> **Data to process**
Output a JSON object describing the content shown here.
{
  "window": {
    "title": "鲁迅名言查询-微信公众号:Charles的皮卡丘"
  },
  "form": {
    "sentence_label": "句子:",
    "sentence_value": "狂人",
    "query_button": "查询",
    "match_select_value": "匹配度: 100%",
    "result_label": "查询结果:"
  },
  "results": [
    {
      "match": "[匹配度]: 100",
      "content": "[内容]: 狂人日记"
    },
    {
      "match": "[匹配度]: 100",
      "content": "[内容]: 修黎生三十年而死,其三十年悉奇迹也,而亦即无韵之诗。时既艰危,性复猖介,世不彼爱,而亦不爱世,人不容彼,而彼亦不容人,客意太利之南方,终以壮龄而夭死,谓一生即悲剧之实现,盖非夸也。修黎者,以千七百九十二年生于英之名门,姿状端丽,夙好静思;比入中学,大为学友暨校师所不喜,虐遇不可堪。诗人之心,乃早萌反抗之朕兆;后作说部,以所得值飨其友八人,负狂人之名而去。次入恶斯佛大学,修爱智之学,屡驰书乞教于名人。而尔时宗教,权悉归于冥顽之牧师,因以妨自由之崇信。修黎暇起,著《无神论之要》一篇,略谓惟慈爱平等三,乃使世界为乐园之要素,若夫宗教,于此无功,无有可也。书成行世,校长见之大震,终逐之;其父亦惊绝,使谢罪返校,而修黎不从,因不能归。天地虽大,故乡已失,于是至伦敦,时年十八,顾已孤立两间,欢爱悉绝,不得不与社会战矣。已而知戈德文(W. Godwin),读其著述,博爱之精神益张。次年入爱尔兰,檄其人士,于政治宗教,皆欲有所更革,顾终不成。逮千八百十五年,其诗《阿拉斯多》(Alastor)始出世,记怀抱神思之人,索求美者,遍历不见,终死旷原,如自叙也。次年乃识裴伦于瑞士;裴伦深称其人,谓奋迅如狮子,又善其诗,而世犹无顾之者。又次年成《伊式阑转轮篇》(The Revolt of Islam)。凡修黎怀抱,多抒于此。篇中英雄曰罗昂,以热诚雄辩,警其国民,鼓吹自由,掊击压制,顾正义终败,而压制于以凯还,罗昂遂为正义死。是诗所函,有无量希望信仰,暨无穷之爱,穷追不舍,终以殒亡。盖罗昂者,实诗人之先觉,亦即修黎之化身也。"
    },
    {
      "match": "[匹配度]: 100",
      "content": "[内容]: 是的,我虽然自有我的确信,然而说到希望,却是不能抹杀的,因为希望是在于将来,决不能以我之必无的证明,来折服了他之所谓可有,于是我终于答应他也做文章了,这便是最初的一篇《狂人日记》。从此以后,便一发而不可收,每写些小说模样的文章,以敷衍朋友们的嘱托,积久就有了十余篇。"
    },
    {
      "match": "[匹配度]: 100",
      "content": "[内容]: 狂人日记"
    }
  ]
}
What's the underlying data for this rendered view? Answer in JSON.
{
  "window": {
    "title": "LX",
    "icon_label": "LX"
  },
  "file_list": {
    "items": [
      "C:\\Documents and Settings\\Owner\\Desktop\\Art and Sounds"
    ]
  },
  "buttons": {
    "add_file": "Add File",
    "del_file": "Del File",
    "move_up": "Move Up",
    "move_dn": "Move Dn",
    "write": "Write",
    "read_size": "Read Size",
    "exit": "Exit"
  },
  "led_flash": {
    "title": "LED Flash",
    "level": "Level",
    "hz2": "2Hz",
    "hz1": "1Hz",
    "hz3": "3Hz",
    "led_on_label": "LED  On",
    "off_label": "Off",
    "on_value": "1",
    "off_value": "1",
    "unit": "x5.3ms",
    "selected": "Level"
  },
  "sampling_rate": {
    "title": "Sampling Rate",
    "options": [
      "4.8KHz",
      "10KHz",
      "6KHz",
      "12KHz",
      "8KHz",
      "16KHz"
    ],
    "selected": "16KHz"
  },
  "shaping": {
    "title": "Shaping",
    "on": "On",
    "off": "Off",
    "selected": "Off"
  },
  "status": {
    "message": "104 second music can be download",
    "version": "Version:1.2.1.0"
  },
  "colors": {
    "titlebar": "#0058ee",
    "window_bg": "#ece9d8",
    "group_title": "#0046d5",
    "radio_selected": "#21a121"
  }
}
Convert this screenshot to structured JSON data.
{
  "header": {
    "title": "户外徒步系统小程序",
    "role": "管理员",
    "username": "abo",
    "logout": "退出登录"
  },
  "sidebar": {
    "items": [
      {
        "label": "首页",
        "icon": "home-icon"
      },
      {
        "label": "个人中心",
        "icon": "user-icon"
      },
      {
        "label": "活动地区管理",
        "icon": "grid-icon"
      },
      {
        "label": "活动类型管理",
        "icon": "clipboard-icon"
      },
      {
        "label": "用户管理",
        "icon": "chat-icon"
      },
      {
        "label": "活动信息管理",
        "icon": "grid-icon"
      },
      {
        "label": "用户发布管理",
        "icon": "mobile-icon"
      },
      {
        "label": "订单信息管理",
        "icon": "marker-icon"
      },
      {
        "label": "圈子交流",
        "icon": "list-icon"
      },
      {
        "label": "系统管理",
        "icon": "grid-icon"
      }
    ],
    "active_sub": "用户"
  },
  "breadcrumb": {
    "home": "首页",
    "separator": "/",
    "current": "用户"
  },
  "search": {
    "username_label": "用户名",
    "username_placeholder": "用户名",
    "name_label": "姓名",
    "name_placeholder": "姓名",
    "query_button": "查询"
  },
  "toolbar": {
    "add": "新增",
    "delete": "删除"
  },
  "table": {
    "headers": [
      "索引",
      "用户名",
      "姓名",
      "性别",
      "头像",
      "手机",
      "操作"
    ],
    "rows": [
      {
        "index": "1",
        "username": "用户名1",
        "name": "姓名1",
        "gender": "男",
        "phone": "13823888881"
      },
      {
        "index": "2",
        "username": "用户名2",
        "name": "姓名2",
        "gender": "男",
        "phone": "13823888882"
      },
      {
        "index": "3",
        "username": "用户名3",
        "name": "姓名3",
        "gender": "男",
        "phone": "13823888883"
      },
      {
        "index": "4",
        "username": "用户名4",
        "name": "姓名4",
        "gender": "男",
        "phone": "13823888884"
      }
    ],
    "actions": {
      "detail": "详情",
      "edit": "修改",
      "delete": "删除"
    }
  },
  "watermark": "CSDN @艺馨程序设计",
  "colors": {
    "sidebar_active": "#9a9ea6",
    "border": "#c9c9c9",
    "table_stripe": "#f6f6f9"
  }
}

* * *

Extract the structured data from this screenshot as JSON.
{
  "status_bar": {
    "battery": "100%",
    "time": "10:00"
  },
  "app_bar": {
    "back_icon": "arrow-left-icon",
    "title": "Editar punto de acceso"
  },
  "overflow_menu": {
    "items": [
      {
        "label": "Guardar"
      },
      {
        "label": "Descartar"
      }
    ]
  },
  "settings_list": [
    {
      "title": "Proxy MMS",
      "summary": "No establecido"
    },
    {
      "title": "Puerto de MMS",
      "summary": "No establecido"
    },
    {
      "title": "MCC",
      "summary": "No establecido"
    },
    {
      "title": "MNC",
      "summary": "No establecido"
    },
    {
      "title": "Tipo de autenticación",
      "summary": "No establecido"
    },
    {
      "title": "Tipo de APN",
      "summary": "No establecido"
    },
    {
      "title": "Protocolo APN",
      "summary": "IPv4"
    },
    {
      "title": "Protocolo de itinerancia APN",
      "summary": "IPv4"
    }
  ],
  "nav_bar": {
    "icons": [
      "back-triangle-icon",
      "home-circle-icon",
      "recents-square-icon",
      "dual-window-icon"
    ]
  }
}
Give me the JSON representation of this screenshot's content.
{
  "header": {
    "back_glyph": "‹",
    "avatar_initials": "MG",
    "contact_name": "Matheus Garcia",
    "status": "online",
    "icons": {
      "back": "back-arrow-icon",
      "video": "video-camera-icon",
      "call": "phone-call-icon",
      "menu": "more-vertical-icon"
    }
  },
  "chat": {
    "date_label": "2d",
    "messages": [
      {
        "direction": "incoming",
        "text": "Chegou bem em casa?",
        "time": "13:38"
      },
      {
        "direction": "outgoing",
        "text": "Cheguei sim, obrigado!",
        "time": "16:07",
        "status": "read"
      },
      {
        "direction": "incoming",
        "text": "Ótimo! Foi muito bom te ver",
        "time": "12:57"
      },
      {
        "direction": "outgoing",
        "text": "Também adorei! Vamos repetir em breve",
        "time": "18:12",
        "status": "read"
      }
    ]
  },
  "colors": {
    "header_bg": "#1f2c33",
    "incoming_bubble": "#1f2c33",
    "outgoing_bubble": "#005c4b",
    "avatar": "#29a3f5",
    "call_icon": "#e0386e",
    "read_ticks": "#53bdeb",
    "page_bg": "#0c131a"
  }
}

> **What the task asks**
Scan the entries above for the word "structured" and collect each line holding it.

> **Exercise response**
Convert this screenshot to structured JSON data.
Extract the structured data from this screenshot as JSON.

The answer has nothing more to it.